* **Your task**
Each line that holds the word "pays" counts once; report how many lines do so and nothing else.

* **Supplied material**
↓↓↓
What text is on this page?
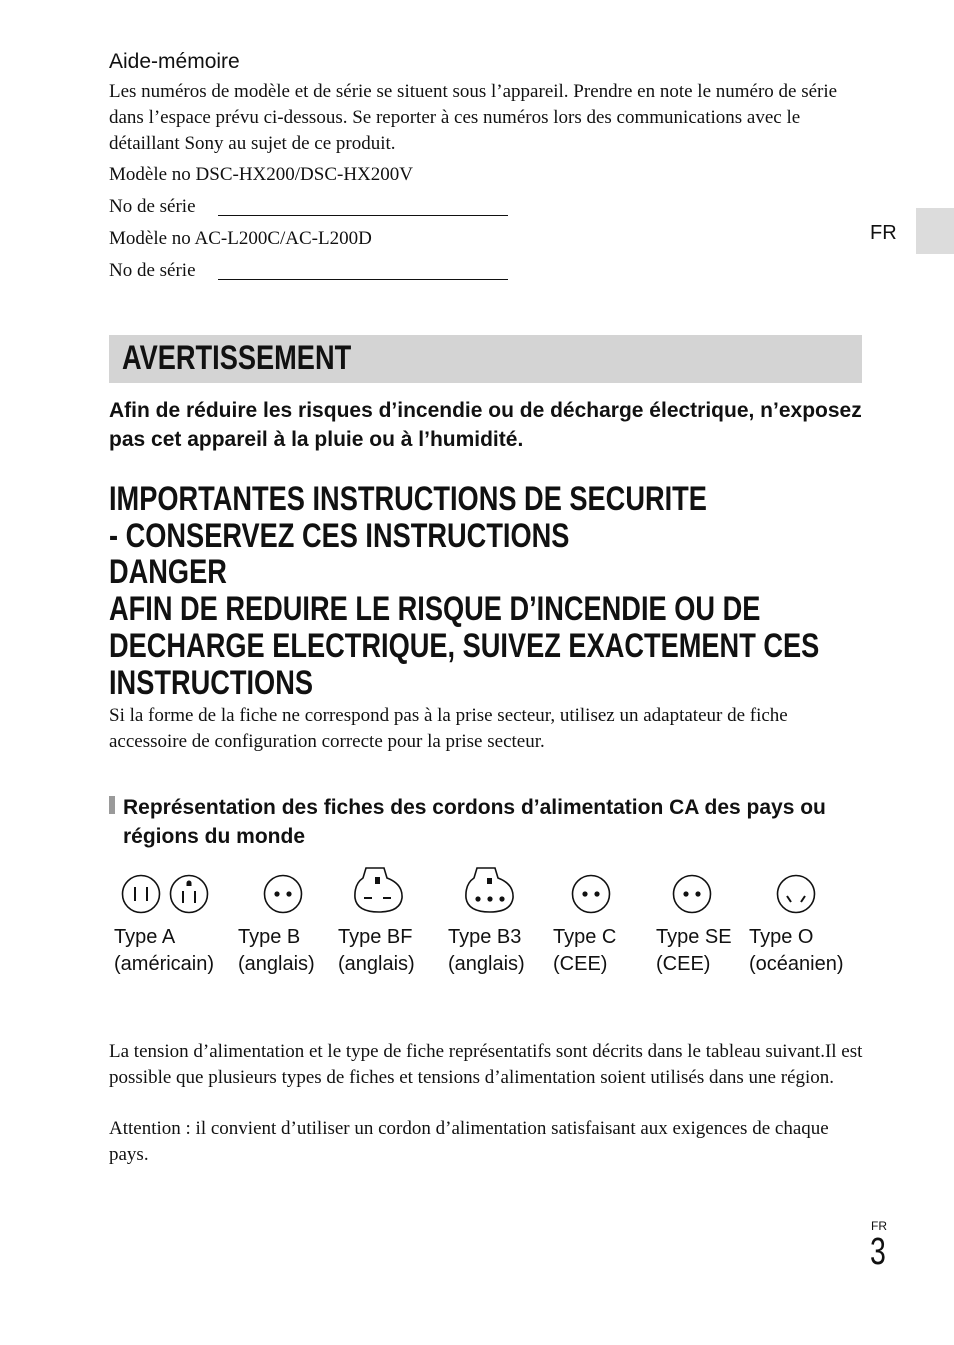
Aide-mémoire
Les numéros de modèle et de série se situent sous l’appareil. Prendre en note le numéro de série dans l’espace prévu ci-dessous. Se reporter à ces numéros lors des communications avec le détaillant Sony au sujet de ce produit.
Modèle no DSC-HX200/DSC-HX200V
No de série
Modèle no AC-L200C/AC-L200D
No de série
FR
AVERTISSEMENT
Afin de réduire les risques d’incendie ou de décharge électrique, n’exposez pas cet appareil à la pluie ou à l’humidité.
IMPORTANTES INSTRUCTIONS DE SECURITE
- CONSERVEZ CES INSTRUCTIONS
DANGER
AFIN DE REDUIRE LE RISQUE D’INCENDIE OU DE
DECHARGE ELECTRIQUE, SUIVEZ EXACTEMENT CES
INSTRUCTIONS
Si la forme de la fiche ne correspond pas à la prise secteur, utilisez un adaptateur de fiche accessoire de configuration correcte pour la prise secteur.
Représentation des fiches des cordons d’alimentation CA des pays ou régions du monde
Type A
(américain)
Type B
(anglais)
Type BF
(anglais)
Type B3
(anglais)
Type C
(CEE)
Type SE
(CEE)
Type O
(océanien)
La tension d’alimentation et le type de fiche représentatifs sont décrits dans le tableau suivant.Il est possible que plusieurs types de fiches et tensions d’alimentation soient utilisés dans une région.
Attention : il convient d’utiliser un cordon d’alimentation satisfaisant aux exigences de chaque pays.
FR
3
↑↑↑
* **Output for this exercise**
2